**What is expected**
Check each line of the listing for the string "about", then state how many lines have it. Only the number is wanted.

**Data to process**
[START]
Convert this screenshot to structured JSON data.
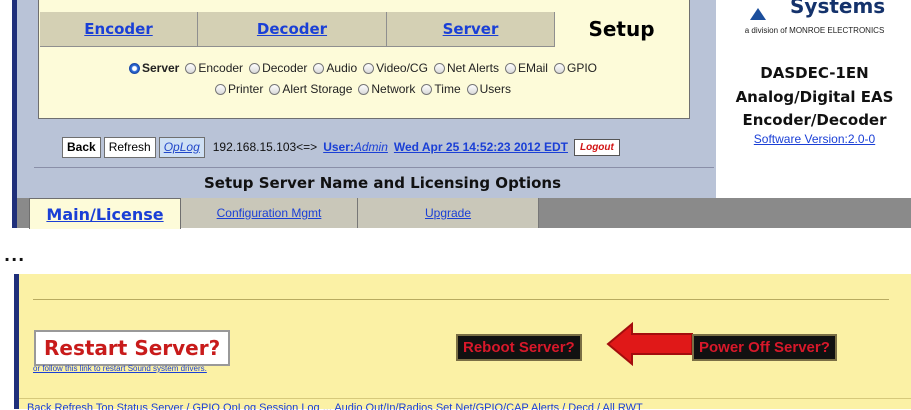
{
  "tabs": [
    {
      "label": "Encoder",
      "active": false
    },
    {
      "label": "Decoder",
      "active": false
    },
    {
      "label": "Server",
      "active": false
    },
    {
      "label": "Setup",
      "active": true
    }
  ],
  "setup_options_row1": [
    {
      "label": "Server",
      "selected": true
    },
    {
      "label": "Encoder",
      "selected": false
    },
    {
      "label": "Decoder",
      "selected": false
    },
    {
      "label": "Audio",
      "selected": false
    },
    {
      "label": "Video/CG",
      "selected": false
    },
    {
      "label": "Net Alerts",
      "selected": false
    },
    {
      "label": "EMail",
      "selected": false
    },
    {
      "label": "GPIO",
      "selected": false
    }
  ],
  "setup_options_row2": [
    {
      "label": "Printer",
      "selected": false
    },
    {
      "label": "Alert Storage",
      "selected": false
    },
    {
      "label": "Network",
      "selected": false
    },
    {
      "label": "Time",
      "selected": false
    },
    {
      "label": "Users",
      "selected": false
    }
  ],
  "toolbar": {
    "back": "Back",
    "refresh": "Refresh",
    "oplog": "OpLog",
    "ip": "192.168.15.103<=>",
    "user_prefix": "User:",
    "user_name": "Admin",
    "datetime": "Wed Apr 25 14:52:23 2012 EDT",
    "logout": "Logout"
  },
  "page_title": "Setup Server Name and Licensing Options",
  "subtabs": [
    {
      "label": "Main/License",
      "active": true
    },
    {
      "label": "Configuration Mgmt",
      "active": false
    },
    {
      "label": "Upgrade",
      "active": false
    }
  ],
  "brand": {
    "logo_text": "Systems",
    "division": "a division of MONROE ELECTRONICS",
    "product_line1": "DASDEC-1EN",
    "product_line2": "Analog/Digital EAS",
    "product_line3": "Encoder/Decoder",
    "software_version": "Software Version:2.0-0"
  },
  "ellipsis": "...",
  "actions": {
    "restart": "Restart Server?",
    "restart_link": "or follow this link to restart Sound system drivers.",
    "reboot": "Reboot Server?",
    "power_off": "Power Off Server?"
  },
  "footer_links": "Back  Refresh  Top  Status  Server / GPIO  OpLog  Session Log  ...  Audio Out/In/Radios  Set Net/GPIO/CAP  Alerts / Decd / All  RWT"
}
[END]
[START]
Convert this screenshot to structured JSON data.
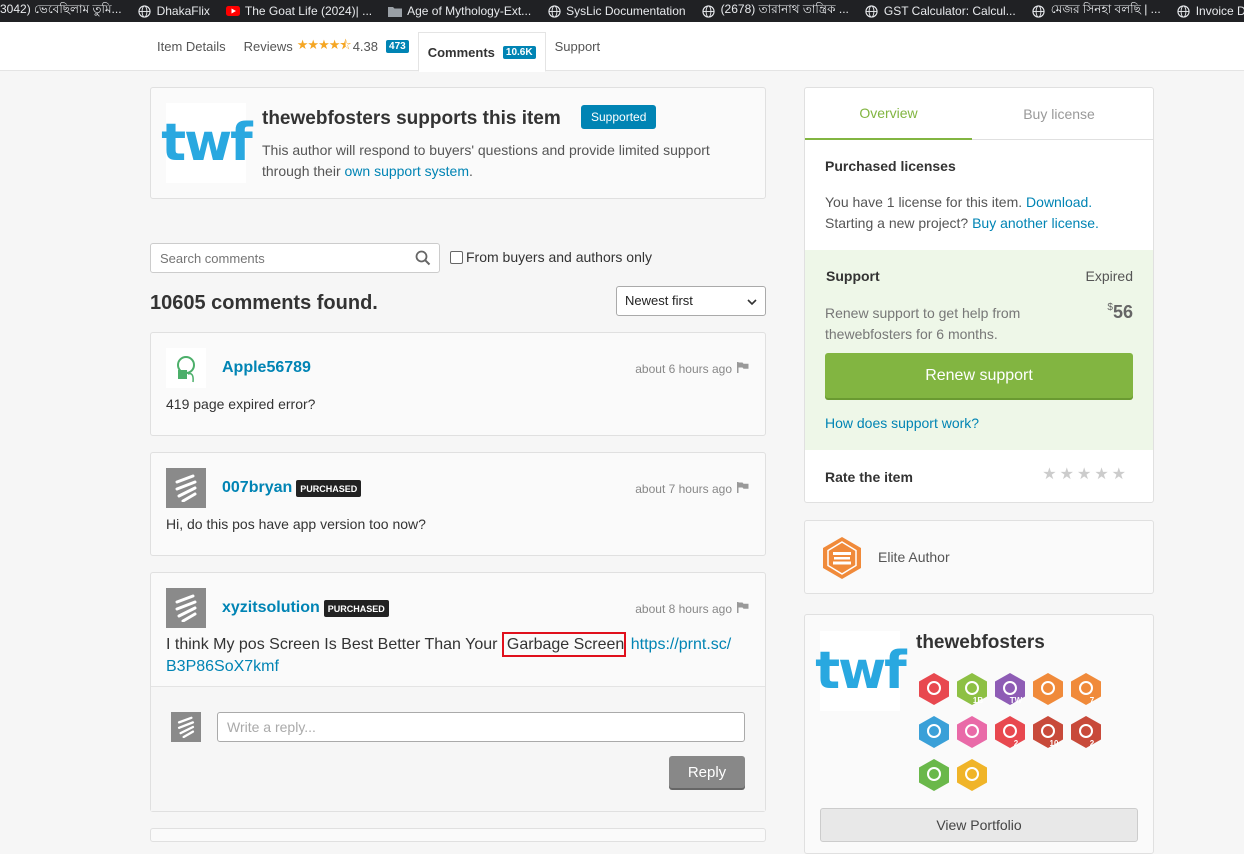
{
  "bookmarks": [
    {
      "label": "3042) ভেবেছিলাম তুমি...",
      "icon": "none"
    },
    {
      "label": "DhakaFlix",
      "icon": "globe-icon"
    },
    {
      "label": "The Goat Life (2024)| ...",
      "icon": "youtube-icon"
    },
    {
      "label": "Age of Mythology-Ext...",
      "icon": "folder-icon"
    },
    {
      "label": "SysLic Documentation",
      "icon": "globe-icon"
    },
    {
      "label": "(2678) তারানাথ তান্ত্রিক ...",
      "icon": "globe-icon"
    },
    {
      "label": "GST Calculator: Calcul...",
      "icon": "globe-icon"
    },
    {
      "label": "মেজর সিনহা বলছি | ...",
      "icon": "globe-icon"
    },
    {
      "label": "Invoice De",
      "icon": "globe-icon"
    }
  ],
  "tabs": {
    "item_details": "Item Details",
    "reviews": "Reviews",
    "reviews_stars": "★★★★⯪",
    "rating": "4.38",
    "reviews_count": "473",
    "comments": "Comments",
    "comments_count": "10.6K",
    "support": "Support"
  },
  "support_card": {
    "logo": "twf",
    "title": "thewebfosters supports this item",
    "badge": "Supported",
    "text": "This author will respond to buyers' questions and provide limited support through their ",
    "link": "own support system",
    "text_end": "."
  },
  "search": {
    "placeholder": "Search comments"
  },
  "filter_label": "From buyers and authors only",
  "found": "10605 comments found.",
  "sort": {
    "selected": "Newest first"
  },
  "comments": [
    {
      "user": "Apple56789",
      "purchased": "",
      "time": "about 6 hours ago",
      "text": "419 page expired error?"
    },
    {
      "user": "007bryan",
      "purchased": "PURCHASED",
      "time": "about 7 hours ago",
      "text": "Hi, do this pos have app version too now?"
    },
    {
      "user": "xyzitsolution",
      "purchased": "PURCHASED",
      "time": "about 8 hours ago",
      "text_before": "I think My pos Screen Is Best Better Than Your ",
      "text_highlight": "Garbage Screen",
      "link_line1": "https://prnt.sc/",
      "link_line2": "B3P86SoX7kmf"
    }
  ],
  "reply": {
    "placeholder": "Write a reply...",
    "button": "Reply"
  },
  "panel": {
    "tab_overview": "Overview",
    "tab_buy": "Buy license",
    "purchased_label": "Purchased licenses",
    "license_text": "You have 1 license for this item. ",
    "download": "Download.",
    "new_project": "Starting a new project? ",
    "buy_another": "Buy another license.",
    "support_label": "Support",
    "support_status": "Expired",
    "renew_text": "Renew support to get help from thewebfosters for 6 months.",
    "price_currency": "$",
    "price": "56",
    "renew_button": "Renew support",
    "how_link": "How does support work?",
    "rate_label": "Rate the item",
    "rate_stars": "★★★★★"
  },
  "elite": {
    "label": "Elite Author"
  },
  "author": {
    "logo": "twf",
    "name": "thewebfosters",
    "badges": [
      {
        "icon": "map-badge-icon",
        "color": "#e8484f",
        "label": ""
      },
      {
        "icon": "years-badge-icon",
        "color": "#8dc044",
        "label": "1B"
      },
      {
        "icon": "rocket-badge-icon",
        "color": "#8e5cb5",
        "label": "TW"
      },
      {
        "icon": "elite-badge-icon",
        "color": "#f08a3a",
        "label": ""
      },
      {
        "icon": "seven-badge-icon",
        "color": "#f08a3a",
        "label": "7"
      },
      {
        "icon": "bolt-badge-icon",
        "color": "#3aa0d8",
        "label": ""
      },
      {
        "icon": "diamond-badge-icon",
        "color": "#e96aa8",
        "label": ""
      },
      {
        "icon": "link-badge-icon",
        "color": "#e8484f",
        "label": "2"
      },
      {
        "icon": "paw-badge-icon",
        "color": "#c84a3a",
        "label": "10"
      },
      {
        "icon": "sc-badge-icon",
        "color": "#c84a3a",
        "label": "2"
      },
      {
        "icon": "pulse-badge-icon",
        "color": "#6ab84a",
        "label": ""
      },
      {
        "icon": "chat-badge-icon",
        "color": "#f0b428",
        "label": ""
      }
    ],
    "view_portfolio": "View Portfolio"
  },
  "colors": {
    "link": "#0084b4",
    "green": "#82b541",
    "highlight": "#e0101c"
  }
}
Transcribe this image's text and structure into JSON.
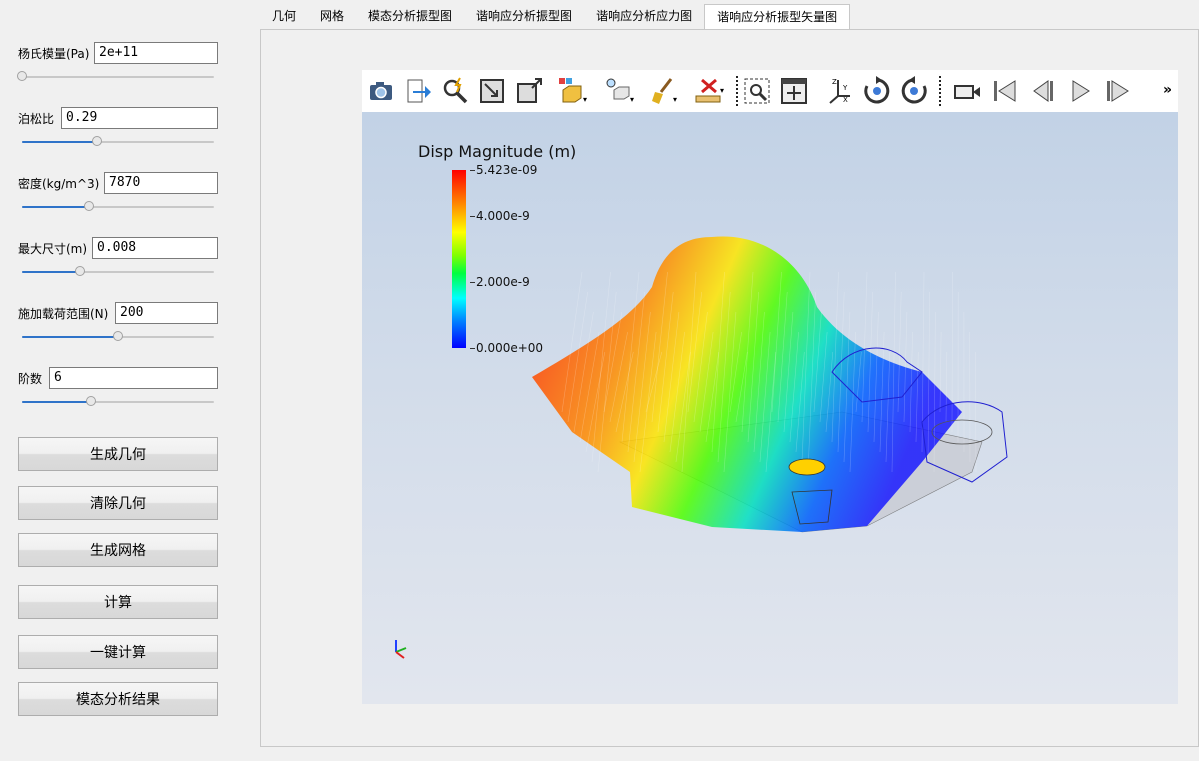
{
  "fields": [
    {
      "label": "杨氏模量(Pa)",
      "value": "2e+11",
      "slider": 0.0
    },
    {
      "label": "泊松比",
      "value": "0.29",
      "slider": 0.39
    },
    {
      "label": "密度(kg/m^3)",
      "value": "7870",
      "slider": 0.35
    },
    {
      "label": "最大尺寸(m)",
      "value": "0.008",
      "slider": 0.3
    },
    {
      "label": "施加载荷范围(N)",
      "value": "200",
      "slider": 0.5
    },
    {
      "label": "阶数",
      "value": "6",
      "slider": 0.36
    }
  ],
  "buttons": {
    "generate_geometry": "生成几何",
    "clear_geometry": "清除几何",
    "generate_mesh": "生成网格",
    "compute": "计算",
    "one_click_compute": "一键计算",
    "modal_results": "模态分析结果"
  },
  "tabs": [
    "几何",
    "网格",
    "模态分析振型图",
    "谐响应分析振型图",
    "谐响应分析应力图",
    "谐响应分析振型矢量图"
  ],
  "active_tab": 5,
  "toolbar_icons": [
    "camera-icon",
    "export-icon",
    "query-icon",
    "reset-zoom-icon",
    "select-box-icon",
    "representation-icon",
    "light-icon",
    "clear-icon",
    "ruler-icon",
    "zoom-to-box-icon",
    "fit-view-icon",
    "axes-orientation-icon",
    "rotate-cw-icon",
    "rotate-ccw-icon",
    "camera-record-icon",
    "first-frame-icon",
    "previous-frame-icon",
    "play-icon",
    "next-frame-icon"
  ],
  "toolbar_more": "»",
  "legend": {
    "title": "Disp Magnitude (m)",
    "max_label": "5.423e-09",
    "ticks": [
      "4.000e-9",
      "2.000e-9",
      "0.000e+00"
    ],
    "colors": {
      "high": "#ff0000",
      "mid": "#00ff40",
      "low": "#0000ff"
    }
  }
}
[END]
[START]
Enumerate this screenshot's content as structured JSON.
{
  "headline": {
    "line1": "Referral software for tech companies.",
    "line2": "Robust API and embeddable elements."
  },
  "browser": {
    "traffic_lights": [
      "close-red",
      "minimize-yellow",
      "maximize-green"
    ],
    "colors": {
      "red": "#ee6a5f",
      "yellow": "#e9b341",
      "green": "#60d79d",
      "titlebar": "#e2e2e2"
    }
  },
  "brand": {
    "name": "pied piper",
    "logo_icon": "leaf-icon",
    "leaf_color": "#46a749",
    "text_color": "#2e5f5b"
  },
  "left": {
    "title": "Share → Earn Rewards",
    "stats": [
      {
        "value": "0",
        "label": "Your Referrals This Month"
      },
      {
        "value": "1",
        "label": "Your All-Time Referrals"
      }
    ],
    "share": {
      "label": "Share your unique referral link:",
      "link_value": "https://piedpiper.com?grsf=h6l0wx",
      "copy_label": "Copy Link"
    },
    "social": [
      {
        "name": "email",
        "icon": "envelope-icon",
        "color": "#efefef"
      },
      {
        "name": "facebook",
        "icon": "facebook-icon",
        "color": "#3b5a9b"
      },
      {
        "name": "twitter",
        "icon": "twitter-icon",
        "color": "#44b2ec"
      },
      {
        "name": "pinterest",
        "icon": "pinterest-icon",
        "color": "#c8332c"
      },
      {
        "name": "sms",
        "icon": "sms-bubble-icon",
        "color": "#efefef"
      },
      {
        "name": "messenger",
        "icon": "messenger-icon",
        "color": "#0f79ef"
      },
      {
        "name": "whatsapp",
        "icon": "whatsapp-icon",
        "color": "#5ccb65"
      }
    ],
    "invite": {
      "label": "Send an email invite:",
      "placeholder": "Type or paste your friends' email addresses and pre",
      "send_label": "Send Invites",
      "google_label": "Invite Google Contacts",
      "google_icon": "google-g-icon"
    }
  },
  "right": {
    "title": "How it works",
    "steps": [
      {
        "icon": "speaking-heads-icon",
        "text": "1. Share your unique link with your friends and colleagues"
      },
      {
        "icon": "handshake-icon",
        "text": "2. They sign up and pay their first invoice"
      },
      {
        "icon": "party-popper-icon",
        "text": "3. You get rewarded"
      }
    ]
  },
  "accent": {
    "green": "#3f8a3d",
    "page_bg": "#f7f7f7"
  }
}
[END]
**Worked answer**
3